>> start EXCERPTED RECORDS

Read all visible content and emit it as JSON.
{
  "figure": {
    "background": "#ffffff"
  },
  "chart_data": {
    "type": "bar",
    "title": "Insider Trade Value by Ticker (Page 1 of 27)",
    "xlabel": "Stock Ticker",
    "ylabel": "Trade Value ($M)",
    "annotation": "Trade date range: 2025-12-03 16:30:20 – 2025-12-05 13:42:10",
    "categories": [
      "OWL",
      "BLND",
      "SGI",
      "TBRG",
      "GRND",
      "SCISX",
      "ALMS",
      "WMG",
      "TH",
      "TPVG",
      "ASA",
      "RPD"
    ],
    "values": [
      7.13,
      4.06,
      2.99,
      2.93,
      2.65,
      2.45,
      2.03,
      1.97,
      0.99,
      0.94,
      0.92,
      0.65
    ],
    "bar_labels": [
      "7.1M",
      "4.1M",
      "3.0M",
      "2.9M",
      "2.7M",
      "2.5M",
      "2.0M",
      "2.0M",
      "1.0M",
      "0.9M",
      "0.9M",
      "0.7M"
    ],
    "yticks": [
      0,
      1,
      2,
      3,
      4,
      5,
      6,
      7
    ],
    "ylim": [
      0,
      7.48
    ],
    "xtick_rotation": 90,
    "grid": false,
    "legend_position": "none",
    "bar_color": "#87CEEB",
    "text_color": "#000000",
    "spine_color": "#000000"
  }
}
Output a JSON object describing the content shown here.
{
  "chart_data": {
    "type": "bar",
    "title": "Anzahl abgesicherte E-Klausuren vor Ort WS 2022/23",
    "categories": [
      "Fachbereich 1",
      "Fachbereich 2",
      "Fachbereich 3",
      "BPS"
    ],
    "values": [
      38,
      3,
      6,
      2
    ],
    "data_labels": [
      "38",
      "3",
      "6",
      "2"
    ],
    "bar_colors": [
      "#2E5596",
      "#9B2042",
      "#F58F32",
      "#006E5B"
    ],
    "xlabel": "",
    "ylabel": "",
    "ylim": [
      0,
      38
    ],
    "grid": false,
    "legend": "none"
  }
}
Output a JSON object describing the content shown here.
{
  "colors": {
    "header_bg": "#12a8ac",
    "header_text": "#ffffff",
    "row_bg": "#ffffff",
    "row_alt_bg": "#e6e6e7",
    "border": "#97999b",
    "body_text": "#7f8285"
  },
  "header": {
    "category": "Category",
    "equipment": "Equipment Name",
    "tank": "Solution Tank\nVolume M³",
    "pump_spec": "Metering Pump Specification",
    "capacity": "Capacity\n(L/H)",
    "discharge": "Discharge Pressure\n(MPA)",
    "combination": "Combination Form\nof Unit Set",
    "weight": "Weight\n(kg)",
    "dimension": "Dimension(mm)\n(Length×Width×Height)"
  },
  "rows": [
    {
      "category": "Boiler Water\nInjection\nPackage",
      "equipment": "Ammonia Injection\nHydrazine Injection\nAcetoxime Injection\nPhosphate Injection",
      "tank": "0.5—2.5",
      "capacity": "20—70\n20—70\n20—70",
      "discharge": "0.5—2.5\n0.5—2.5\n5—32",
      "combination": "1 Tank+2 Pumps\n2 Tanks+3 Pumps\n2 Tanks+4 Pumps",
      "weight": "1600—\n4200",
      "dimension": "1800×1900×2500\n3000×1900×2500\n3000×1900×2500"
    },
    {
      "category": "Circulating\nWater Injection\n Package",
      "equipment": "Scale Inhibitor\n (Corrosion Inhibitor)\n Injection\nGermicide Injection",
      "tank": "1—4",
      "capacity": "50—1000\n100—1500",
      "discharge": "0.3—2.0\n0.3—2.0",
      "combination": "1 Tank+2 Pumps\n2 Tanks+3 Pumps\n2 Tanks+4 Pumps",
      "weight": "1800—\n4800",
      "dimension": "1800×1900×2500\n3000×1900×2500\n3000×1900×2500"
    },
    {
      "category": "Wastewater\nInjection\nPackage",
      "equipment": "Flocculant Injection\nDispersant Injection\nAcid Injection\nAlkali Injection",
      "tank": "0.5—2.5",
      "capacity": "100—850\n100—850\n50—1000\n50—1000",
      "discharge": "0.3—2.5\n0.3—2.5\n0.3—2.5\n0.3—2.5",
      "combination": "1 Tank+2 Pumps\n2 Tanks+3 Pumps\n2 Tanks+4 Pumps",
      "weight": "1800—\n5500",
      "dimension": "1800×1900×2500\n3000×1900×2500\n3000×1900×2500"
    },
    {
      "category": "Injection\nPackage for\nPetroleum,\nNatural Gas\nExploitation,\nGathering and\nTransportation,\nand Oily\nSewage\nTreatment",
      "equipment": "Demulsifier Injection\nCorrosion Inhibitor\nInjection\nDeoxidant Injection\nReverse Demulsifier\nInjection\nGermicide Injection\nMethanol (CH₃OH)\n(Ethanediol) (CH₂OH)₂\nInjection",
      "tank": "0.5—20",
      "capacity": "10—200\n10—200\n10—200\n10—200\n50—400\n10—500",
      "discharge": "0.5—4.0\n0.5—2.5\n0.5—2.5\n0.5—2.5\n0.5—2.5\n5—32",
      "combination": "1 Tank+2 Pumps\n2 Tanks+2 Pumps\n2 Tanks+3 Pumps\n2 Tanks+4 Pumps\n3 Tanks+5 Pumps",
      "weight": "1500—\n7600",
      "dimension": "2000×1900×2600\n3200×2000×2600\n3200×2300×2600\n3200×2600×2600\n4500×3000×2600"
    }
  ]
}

>> end EXCERPTED RECORDS

**OBJECTIVE**
Using the material above, state how many lines include the string "title". Answer with a single number.

**THE SOLUTION**
2